#### [DOCUMENT]
>> BEGIN
For a more complex project with a build step (like a TypeScript or React app), you’d add a build stage:
# Stage 1: Install ALL dependencies and build
FROM node:22-alpine AS builder
WORKDIR /app
COPY package.json package-lock.json* ./
RUN npm ci
COPY . .
RUN npm run build
# Stage 2: Production dependencies only
FROM node:22-alpine AS deps
WORKDIR /app
COPY package.json package-lock.json* ./
RUN npm ci --only=production
# Stage 3: Run
FROM node:22-alpine
RUN addgroup -S appgroup && adduser -S appuser -G appgroup
WORKDIR /app
COPY --from=deps /app/node_modules ./node_modules
COPY --from=builder /app/dist ./dist
COPY package.json ./
USER appuser
EXPOSE 8080
CMD ["node", "dist/server.js"]
Three stages: one for building, one for gathering production dependencies, and one lean final image that contains only compiled output and runtime dependencies.
Real-World Example: Python Application
Python is dynamically interpreted, so multi-stage builds work a bit differently. The key strategy is to build wheels in one stage and install them in a clean stage:
# Stage 1: Build wheels
FROM python:3.12-slim AS builder
WORKDIR /app
COPY requirements.txt .
RUN pip install --no-cache-dir --prefix=/install -r requirements.txt
# Stage 2: Run
FROM python:3.12-slim
RUN groupadd -r appgroup && useradd -r -g appgroup appuser
WORKDIR /app
COPY --from=builder /install /usr/local
COPY . .
USER appuser
EXPOSE 8080
CMD ["python", "app.py"]
The --prefix=/install flag tells pip to install packages into a specific directory, making it easy to copy just those packages into the final image.
>> END
#### [RECORDED DATA]
>> BEGIN
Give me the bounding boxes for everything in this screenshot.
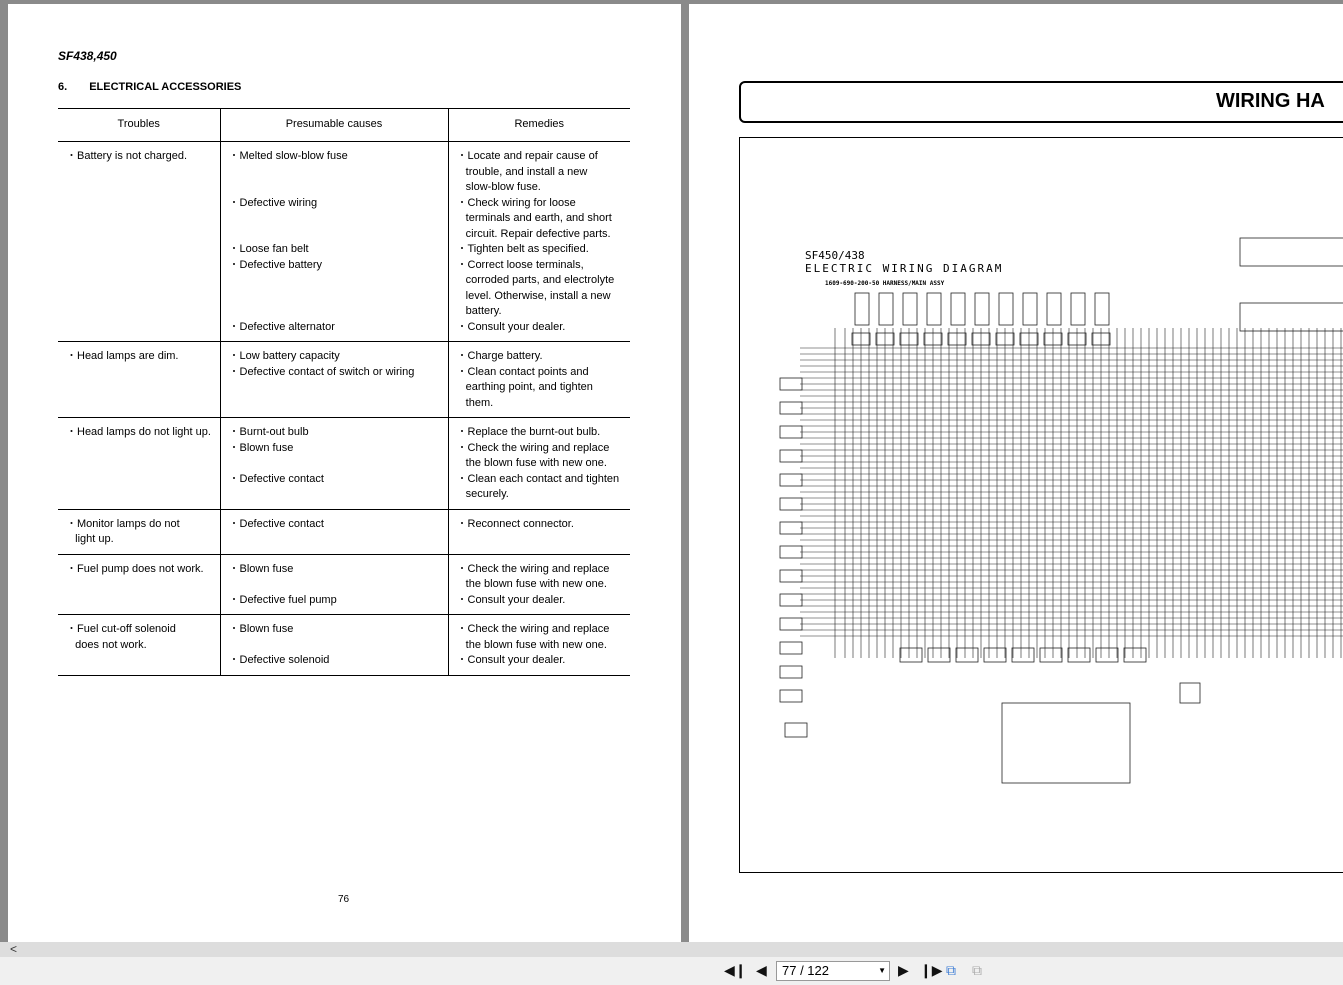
>> END
#### [PROBLEM]
Pick up the article on multi-stage Docker builds after its last sentence and keep writing it.

#### [RESPONSE]
The Security Argument: Smaller Means Safer
Image size reduction isn’t just about speed — it’s directly tied to security. Let me show you with real numbers. You can scan images for known vulnerabilities using tools like docker scout or Trivy:
# Install Trivy (macOS)
brew install trivy
# Scan the single-stage image
trivy image myapp:single-stage
# Scan the multi-stage image
trivy image myapp:multi-stage
Typical results you’ll see:
| Image | Size | Critical CVEs | High CVEs | Total CVEs |
|---|---|---|---|---|
| myapp:single-stage (golang:1.23) | 862 MB | 5-15 | 20-50 | 200-400+ |
| myapp:multi-stage (alpine:3.20) | 14.5 MB | 0-1 | 0-3 | 0-10 |
| myapp:scratch | 6.5 MB | 0 | 0 | 0 |
(Exact numbers vary over time as new CVEs are discovered and patched. The pattern is consistent.)
Fewer packages means fewer things that can have vulnerabilities. The scratch image has zero OS packages, so the only vulnerabilities possible are in your application code and the Go standard library.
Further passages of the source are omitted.